** Start of Items **

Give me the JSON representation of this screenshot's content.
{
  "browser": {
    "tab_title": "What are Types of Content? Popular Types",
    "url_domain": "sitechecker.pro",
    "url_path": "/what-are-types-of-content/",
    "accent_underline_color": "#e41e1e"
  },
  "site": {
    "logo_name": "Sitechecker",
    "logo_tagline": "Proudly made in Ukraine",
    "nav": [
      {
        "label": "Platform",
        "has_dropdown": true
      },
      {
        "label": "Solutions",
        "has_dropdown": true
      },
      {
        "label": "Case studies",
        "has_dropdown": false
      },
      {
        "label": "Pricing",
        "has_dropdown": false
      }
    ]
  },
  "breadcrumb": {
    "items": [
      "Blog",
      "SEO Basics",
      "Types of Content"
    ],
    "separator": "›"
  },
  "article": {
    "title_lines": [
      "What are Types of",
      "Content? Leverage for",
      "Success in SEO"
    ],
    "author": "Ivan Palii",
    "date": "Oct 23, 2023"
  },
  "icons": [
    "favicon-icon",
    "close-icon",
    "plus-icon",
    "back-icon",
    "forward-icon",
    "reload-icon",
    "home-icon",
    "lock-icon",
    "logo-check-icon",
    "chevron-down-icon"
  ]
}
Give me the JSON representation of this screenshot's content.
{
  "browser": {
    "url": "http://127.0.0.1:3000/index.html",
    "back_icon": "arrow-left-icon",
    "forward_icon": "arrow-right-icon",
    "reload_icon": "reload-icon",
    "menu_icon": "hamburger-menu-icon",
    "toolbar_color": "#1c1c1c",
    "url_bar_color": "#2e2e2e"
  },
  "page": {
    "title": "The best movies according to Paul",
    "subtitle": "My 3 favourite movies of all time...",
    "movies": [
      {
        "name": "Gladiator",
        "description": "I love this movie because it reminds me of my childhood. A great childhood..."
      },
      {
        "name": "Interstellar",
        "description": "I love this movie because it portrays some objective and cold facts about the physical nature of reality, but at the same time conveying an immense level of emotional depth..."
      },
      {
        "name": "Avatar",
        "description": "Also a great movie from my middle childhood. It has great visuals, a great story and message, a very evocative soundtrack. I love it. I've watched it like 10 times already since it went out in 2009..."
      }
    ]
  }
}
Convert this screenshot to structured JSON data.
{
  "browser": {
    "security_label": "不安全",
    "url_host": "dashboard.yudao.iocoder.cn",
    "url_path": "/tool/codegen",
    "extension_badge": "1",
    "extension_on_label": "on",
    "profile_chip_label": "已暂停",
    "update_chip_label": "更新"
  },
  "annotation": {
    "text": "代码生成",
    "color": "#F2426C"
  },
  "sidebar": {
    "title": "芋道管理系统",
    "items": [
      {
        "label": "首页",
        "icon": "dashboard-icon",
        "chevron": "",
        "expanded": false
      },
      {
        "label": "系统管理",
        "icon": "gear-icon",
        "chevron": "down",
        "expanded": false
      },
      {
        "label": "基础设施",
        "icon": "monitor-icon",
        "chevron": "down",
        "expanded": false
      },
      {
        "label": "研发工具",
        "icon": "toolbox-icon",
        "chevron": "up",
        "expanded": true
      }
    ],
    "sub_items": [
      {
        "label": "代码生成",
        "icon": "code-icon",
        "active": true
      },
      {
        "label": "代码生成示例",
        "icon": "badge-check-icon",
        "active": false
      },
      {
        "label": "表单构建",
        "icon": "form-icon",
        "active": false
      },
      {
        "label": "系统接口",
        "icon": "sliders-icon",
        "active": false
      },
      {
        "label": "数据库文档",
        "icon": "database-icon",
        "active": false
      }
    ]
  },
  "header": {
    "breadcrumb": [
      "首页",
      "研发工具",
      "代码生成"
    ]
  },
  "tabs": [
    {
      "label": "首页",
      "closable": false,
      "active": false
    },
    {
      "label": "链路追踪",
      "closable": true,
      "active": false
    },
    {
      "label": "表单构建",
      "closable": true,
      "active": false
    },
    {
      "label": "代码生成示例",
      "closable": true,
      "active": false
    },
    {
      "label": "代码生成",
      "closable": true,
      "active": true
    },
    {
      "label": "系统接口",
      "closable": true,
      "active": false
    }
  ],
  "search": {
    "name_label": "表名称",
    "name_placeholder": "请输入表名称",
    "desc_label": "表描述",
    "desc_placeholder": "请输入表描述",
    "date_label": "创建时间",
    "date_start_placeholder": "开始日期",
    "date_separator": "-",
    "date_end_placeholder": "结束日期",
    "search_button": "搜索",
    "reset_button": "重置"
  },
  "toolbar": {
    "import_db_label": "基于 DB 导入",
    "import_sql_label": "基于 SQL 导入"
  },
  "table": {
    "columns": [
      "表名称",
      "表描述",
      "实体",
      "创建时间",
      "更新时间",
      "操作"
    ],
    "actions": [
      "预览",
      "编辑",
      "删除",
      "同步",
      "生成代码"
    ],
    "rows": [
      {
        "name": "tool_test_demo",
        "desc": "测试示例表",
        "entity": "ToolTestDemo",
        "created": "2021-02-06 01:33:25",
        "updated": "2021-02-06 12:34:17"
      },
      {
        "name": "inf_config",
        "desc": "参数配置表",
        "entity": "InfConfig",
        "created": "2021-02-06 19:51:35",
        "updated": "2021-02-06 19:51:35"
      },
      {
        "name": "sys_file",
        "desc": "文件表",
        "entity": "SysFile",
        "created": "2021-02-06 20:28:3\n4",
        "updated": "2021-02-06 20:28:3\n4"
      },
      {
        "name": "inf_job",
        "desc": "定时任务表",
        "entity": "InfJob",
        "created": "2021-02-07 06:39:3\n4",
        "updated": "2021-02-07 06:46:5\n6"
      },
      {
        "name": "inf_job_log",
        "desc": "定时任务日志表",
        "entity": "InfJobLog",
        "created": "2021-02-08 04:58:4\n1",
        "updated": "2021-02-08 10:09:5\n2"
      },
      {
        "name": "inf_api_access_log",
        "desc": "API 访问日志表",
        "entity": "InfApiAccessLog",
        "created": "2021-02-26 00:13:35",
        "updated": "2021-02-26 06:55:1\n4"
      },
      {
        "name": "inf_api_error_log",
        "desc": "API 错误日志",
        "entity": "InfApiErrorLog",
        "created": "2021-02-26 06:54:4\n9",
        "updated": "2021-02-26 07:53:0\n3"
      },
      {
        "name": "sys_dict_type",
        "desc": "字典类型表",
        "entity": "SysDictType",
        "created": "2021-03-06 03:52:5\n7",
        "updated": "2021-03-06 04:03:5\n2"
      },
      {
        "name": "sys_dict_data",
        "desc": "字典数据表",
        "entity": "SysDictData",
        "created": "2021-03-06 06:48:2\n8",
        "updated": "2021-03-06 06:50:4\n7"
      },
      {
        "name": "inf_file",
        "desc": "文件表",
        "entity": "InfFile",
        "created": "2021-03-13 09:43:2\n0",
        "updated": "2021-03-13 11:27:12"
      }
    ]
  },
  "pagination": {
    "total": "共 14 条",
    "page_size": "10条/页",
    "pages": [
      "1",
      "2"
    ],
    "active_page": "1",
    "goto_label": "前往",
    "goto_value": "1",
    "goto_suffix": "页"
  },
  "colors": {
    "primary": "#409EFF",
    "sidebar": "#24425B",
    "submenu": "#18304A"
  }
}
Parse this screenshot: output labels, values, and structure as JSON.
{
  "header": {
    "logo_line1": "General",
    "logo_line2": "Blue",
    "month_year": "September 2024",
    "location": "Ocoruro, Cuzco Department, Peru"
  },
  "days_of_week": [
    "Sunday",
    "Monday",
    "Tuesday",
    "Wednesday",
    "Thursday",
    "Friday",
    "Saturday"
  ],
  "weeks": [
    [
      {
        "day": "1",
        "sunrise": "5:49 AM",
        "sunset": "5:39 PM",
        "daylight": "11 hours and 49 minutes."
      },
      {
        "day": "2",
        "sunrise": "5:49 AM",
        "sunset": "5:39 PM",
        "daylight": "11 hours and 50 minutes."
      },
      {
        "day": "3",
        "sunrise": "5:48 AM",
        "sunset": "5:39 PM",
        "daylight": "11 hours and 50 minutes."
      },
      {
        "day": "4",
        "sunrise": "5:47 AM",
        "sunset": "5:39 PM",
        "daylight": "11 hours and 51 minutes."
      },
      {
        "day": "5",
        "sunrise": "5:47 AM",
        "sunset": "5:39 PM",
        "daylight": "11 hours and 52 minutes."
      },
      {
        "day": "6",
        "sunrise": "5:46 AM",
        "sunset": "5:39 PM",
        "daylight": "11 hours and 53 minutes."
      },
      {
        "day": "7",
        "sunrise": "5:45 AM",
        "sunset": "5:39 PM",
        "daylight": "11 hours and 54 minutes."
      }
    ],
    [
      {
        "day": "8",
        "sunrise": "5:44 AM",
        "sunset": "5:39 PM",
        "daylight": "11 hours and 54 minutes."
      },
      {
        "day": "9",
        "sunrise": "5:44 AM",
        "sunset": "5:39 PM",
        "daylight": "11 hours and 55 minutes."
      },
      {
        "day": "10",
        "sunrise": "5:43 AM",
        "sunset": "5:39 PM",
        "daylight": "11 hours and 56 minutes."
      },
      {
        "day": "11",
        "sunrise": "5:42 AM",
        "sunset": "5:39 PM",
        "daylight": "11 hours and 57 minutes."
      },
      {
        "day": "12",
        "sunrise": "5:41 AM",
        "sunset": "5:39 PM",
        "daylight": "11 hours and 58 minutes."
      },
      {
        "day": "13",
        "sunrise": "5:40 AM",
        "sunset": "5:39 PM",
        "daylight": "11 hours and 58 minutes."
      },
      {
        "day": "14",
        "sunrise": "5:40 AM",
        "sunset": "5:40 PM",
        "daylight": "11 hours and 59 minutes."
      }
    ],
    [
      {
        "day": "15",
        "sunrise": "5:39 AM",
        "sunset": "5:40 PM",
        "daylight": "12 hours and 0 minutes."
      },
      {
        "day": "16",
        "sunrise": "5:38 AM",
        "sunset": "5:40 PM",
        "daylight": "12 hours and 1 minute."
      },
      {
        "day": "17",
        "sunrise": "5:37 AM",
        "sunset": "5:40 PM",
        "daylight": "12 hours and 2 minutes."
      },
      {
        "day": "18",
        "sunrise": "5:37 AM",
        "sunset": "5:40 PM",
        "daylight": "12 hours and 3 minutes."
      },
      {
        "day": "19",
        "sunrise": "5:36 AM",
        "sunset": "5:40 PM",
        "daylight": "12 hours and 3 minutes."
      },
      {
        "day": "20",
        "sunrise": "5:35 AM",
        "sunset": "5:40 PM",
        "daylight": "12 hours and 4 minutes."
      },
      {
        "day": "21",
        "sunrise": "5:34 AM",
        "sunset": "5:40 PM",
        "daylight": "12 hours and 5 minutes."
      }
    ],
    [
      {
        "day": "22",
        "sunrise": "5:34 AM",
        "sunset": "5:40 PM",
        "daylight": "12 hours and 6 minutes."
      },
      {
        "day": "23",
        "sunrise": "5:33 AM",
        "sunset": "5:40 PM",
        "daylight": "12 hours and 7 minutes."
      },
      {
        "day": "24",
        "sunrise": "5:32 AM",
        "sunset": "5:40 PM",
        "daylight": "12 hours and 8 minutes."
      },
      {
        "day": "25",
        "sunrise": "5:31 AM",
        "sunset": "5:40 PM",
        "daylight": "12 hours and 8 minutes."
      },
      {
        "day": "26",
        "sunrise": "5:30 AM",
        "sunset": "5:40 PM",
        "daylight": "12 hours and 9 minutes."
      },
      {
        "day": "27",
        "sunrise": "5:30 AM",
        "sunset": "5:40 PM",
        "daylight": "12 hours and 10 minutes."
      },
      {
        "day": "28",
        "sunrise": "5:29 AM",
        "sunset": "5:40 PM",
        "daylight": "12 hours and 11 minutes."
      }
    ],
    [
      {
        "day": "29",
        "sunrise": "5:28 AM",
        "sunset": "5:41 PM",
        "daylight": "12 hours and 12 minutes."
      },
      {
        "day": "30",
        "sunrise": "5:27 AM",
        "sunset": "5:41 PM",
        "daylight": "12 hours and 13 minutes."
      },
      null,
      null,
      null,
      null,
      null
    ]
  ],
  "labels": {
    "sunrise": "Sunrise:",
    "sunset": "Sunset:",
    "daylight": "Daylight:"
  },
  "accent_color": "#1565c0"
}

** End of Items **

# Work to be completed:
Set out every line from the material that contains the string "JSON".

# Complete response:
Give me the JSON representation of this screenshot's content.
Give me the JSON representation of this screenshot's content.
Convert this screenshot to structured JSON data.
Parse this screenshot: output labels, values, and structure as JSON.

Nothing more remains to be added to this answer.